# [Exercise prompt]
A line counts if it contains the word "data" at least once. State how many such lines the records contain, giving the number alone.

***** Material provided *****

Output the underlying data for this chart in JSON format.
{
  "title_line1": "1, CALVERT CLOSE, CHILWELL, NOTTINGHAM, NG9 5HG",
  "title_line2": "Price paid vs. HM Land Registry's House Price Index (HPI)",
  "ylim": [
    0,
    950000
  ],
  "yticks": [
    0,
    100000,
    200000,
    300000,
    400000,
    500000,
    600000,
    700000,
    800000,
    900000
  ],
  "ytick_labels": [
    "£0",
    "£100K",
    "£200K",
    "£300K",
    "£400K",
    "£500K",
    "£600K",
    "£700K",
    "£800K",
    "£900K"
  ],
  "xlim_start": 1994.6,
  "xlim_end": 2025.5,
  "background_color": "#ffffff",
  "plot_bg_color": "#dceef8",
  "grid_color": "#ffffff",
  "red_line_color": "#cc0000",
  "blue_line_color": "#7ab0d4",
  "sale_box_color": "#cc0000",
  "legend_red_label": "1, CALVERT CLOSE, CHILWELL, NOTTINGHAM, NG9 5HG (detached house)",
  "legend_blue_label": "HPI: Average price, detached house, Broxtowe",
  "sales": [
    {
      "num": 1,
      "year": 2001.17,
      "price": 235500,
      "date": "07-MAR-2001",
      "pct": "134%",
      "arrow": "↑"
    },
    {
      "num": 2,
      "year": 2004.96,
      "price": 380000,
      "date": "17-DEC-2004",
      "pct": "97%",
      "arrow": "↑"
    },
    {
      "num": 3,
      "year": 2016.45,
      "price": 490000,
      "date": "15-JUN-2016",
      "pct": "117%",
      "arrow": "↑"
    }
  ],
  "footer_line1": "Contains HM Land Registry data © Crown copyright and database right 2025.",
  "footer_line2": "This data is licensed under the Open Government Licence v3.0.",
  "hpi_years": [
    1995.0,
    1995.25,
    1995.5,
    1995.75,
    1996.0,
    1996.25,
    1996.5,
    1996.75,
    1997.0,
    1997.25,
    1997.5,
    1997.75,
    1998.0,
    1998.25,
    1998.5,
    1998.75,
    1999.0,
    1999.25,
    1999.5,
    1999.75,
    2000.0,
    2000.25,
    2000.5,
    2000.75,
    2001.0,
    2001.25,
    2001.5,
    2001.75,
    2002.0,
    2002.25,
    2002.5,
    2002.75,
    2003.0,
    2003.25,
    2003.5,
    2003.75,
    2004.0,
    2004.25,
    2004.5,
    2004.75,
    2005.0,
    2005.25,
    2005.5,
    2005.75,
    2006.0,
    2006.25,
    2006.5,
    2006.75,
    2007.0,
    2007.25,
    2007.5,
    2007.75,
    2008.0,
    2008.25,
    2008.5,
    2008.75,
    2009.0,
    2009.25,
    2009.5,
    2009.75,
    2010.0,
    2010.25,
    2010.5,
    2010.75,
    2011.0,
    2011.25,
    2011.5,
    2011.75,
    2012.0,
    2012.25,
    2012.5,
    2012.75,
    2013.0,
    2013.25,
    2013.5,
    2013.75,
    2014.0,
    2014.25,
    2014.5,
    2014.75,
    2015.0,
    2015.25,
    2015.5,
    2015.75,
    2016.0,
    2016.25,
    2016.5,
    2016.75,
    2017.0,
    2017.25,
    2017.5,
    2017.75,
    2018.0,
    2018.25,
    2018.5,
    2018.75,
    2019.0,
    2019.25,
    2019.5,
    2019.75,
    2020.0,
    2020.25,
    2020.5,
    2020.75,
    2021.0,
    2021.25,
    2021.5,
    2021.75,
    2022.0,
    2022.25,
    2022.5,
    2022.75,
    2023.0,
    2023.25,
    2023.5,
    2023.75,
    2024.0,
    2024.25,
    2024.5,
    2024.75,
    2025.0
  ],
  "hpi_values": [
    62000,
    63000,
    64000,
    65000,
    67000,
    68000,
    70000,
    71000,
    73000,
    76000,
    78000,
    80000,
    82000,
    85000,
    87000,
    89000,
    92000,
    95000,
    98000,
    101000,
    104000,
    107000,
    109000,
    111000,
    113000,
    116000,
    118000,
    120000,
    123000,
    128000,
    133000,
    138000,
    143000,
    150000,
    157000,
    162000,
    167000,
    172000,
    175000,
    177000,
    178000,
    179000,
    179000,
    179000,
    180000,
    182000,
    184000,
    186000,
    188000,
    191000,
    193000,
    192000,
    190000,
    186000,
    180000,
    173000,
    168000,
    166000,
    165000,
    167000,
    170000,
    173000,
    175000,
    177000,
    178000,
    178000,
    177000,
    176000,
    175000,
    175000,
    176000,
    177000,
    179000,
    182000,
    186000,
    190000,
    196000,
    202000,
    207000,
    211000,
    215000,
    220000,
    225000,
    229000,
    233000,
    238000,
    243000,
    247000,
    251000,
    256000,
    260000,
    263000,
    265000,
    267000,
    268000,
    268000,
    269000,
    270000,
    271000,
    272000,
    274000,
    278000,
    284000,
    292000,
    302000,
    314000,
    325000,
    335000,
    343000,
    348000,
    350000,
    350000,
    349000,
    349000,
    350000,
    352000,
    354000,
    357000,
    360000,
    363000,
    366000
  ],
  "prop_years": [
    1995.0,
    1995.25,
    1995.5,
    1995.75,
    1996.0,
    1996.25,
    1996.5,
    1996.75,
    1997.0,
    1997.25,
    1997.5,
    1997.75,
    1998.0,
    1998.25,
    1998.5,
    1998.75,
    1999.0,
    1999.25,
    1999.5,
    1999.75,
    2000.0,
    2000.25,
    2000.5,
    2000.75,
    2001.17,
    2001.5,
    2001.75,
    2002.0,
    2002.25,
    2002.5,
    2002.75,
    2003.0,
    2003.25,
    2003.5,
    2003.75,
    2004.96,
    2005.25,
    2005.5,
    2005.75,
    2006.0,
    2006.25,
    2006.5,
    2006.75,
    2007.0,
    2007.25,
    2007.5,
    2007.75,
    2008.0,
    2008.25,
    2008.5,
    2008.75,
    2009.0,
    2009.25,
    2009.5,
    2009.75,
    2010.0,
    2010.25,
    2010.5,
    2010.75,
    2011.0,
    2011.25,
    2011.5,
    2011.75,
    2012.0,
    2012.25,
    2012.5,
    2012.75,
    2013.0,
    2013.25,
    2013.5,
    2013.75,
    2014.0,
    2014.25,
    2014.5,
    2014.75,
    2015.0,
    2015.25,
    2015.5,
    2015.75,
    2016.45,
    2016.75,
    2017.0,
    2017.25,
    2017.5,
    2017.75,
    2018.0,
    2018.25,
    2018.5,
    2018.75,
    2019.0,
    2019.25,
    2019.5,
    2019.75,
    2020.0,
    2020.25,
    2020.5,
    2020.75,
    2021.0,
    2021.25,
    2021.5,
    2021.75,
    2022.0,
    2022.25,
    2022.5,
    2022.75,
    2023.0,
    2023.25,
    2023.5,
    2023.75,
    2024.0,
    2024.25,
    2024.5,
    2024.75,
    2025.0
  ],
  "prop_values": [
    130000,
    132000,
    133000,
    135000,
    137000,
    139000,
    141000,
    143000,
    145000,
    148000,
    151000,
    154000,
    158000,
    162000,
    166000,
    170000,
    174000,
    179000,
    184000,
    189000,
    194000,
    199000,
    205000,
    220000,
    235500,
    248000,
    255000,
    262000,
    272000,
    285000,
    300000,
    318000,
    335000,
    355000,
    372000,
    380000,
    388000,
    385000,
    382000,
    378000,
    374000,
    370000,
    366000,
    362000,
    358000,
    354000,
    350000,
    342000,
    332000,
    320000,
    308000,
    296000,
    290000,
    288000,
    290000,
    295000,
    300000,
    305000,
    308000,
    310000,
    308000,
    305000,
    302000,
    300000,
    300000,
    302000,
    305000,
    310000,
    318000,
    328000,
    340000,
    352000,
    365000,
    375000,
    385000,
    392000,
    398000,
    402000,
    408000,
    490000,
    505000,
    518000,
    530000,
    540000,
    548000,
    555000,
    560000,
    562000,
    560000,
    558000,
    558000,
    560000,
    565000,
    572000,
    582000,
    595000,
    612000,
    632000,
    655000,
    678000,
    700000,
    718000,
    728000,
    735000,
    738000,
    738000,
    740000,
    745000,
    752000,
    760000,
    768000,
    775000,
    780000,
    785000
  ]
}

*****

# [Full output]
3